WHAT IS EXPECTED: Select, from the material below, each line with "skiing" in it.

'''

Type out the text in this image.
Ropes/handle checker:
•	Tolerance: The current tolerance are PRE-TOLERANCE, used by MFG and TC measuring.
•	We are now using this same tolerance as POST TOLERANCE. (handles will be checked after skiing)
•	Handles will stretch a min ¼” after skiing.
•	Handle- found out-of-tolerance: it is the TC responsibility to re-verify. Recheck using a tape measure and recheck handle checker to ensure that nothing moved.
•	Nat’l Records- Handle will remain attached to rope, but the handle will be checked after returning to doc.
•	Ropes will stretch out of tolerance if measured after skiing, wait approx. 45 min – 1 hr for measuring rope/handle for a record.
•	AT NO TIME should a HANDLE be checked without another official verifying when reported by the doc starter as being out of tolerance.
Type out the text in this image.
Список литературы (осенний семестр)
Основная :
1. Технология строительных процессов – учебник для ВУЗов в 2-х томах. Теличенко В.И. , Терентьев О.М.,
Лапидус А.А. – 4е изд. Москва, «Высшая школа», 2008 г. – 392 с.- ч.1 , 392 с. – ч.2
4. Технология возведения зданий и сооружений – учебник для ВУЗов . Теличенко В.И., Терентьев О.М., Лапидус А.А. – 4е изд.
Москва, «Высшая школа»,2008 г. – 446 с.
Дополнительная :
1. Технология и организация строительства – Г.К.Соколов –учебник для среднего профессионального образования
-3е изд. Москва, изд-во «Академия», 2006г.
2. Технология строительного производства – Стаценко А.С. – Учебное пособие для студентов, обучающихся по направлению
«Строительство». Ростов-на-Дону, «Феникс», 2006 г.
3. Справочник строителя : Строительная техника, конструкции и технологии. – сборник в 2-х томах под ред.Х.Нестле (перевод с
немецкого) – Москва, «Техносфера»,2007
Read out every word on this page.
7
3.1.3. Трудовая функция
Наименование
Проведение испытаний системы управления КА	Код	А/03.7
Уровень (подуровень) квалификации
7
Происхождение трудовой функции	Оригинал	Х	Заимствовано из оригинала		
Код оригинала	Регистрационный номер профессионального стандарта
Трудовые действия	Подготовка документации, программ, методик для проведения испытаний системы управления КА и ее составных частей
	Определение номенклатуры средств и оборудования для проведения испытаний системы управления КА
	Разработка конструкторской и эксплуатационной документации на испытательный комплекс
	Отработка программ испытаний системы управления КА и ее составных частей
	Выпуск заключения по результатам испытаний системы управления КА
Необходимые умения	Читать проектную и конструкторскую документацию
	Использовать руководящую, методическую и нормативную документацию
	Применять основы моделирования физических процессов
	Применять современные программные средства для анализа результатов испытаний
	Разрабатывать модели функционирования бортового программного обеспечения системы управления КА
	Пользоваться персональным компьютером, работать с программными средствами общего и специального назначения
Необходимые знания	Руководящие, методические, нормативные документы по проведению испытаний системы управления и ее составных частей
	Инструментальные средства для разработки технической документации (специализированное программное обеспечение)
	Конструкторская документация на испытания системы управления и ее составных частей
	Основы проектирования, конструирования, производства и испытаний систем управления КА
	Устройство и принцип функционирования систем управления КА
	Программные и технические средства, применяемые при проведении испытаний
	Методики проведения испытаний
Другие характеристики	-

'''

ANSWER:
•	We are now using this same tolerance as POST TOLERANCE. (handles will be checked after skiing)
•	Handles will stretch a min ¼” after skiing.
•	Ropes will stretch out of tolerance if measured after skiing, wait approx. 45 min – 1 hr for measuring rope/handle for a record.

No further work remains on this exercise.